## Start Extracted records

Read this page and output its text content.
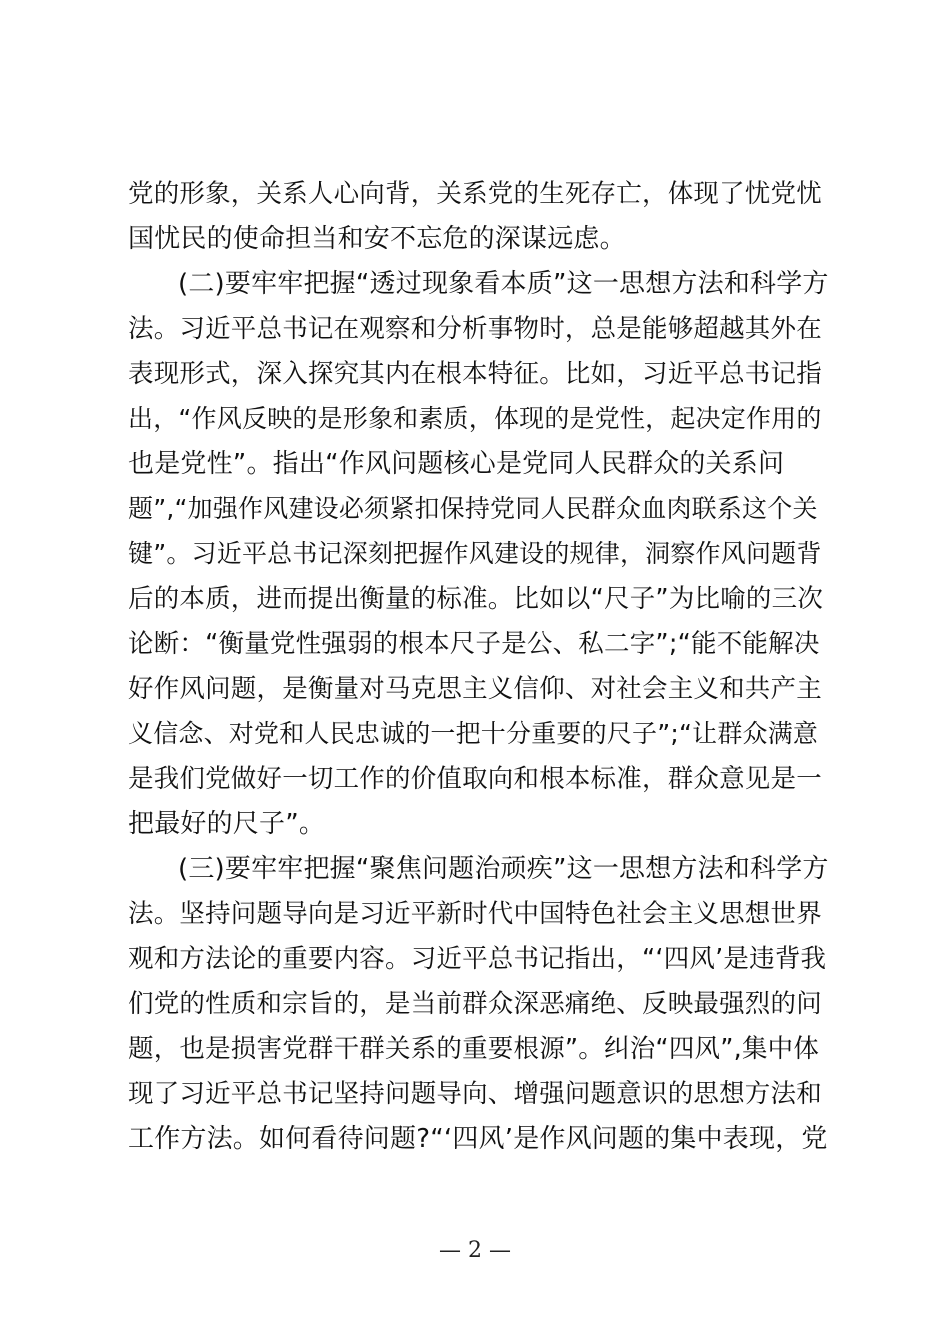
党的形象，关系人心向背，关系党的生死存亡，体现了忧党忧
国忧民的使命担当和安不忘危的深谋远虑。
(二)要牢牢把握“透过现象看本质”这一思想方法和科学方
法。习近平总书记在观察和分析事物时，总是能够超越其外在
表现形式，深入探究其内在根本特征。比如，习近平总书记指
出，“作风反映的是形象和素质，体现的是党性，起决定作用的
也是党性”。指出“作风问题核心是党同人民群众的关系问
题”,“加强作风建设必须紧扣保持党同人民群众血肉联系这个关
键”。习近平总书记深刻把握作风建设的规律，洞察作风问题背
后的本质，进而提出衡量的标准。比如以“尺子”为比喻的三次
论断：“衡量党性强弱的根本尺子是公、私二字”;“能不能解决
好作风问题，是衡量对马克思主义信仰、对社会主义和共产主
义信念、对党和人民忠诚的一把十分重要的尺子”;“让群众满意
是我们党做好一切工作的价值取向和根本标准，群众意见是一
把最好的尺子”。
(三)要牢牢把握“聚焦问题治顽疾”这一思想方法和科学方
法。坚持问题导向是习近平新时代中国特色社会主义思想世界
观和方法论的重要内容。习近平总书记指出，“‘四风’是违背我
们党的性质和宗旨的，是当前群众深恶痛绝、反映最强烈的问
题，也是损害党群干群关系的重要根源”。纠治“四风”,集中体
现了习近平总书记坚持问题导向、增强问题意识的思想方法和
工作方法。如何看待问题?“‘四风’是作风问题的集中表现，党
— 2 —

## End Extracted records

* _What to do_
All of the records need repeating exactly, except for the pictures.

* _Answer to this problem_
Read this page and output its text content.
党的形象，关系人心向背，关系党的生死存亡，体现了忧党忧
国忧民的使命担当和安不忘危的深谋远虑。
(二)要牢牢把握“透过现象看本质”这一思想方法和科学方
法。习近平总书记在观察和分析事物时，总是能够超越其外在
表现形式，深入探究其内在根本特征。比如，习近平总书记指
出，“作风反映的是形象和素质，体现的是党性，起决定作用的
也是党性”。指出“作风问题核心是党同人民群众的关系问
题”,“加强作风建设必须紧扣保持党同人民群众血肉联系这个关
键”。习近平总书记深刻把握作风建设的规律，洞察作风问题背
后的本质，进而提出衡量的标准。比如以“尺子”为比喻的三次
论断：“衡量党性强弱的根本尺子是公、私二字”;“能不能解决
好作风问题，是衡量对马克思主义信仰、对社会主义和共产主
义信念、对党和人民忠诚的一把十分重要的尺子”;“让群众满意
是我们党做好一切工作的价值取向和根本标准，群众意见是一
把最好的尺子”。
(三)要牢牢把握“聚焦问题治顽疾”这一思想方法和科学方
法。坚持问题导向是习近平新时代中国特色社会主义思想世界
观和方法论的重要内容。习近平总书记指出，“‘四风’是违背我
们党的性质和宗旨的，是当前群众深恶痛绝、反映最强烈的问
题，也是损害党群干群关系的重要根源”。纠治“四风”,集中体
现了习近平总书记坚持问题导向、增强问题意识的思想方法和
工作方法。如何看待问题?“‘四风’是作风问题的集中表现，党
— 2 —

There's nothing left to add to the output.